[Start Stored records]
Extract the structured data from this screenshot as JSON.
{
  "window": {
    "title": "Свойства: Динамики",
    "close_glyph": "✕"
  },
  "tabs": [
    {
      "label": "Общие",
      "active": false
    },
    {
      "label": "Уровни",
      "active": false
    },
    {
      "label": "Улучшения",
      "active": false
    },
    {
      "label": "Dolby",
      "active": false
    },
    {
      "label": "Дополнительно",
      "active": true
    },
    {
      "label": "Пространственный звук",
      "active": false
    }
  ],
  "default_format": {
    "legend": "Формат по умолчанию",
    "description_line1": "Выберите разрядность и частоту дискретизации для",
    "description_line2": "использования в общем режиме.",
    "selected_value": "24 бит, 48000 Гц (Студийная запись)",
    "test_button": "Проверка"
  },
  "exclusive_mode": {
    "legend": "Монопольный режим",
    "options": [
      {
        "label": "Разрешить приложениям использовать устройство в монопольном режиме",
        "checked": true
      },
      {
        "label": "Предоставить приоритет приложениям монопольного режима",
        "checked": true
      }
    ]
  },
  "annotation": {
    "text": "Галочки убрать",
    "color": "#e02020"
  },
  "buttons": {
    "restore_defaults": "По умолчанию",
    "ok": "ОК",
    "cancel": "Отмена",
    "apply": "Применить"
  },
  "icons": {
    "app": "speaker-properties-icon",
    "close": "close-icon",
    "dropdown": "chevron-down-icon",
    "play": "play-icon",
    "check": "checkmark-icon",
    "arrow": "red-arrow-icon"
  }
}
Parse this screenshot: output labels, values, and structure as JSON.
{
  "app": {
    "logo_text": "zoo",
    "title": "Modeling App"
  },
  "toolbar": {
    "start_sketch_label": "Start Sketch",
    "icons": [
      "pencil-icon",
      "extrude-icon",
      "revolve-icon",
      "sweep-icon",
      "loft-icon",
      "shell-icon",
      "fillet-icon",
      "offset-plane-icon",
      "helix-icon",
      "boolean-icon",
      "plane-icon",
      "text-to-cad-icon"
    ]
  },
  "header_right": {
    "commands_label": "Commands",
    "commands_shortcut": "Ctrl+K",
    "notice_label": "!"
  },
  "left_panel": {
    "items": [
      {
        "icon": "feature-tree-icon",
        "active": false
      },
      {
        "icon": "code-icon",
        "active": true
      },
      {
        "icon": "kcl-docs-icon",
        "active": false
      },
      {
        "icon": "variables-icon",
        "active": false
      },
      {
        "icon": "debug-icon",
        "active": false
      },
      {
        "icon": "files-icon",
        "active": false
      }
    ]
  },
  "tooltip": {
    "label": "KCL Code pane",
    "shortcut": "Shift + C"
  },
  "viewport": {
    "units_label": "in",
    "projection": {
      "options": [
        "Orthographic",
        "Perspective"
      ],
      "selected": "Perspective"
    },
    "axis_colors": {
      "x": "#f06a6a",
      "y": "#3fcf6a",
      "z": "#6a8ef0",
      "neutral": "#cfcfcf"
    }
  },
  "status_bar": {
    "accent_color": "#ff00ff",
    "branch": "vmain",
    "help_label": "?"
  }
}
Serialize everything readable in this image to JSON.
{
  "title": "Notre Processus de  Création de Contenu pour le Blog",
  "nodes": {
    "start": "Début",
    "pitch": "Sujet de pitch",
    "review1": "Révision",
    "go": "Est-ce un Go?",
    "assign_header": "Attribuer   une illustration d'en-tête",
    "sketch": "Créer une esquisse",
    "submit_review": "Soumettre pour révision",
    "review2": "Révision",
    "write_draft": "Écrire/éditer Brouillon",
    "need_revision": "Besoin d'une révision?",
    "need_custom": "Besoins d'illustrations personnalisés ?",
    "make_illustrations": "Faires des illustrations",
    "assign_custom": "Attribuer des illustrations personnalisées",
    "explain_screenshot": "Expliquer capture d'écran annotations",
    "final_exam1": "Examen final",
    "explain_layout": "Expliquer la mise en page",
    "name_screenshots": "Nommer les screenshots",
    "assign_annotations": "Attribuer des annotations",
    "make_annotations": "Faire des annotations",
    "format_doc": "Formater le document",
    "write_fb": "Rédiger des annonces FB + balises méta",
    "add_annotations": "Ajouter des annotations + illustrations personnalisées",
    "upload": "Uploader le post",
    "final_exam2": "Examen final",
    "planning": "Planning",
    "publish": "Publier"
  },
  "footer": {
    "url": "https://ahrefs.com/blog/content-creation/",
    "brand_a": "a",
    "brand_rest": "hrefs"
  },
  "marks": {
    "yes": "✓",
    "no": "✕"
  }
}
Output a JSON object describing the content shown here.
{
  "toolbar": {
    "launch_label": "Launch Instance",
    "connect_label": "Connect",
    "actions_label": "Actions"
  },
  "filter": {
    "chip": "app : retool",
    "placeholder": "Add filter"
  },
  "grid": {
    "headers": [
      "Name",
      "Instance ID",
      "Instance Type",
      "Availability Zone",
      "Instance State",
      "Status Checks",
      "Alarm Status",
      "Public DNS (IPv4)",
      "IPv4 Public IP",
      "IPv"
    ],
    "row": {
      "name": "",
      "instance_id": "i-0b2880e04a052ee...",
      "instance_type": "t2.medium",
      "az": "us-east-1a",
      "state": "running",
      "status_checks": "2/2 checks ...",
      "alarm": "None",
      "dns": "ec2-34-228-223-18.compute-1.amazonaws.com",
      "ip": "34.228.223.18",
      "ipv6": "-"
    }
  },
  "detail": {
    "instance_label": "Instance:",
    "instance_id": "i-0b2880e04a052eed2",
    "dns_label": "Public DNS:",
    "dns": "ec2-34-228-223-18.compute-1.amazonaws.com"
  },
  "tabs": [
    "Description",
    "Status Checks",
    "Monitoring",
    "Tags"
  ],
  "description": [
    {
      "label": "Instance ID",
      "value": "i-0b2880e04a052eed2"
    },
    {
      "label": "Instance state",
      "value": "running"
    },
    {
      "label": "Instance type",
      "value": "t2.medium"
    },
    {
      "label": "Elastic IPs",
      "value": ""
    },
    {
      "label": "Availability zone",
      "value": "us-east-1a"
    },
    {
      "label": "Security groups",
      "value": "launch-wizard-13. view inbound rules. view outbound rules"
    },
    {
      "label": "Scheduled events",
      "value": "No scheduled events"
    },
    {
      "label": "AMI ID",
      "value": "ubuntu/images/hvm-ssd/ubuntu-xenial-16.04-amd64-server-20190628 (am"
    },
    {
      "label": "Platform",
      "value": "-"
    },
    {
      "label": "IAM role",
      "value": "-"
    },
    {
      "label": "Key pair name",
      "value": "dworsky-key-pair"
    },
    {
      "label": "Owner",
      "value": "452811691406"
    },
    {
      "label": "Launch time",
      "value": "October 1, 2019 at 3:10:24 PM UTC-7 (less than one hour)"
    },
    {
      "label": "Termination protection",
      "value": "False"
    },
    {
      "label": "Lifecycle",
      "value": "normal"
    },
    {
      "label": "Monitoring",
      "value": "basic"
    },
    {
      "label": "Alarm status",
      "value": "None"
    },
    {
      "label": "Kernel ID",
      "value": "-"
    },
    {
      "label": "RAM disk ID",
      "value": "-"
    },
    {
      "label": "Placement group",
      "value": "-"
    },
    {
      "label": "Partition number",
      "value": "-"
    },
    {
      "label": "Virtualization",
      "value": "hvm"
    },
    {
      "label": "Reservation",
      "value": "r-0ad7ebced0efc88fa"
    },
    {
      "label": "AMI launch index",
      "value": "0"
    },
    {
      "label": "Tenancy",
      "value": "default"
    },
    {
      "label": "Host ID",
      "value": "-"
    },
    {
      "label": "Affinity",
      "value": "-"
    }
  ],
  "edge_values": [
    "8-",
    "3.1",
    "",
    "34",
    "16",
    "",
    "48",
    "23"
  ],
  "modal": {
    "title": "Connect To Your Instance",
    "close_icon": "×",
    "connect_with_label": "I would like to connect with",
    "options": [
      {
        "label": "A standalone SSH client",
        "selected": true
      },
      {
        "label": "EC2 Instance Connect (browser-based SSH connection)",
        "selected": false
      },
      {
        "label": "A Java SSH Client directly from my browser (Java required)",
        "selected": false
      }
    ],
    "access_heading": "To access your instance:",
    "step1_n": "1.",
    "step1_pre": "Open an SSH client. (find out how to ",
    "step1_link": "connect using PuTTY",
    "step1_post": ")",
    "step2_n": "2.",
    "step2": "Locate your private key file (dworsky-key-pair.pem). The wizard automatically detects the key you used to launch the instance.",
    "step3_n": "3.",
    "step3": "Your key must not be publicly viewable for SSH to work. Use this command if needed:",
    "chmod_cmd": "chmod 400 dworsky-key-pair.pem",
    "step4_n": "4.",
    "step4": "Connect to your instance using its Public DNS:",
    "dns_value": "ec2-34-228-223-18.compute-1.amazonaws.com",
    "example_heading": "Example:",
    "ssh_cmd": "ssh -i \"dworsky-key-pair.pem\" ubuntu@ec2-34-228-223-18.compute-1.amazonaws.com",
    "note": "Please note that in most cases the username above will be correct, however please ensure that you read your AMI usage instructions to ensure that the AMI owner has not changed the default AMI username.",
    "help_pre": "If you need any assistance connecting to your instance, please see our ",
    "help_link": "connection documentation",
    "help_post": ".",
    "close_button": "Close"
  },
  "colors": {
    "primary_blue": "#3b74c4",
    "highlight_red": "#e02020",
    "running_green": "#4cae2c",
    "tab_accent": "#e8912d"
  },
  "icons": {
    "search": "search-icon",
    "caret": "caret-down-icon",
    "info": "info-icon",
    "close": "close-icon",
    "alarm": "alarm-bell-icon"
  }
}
[End Stored records]
Task objective - Where a line above includes "Availability", copy that line.

Output of the task -
      "Availability Zone",
      "label": "Availability zone",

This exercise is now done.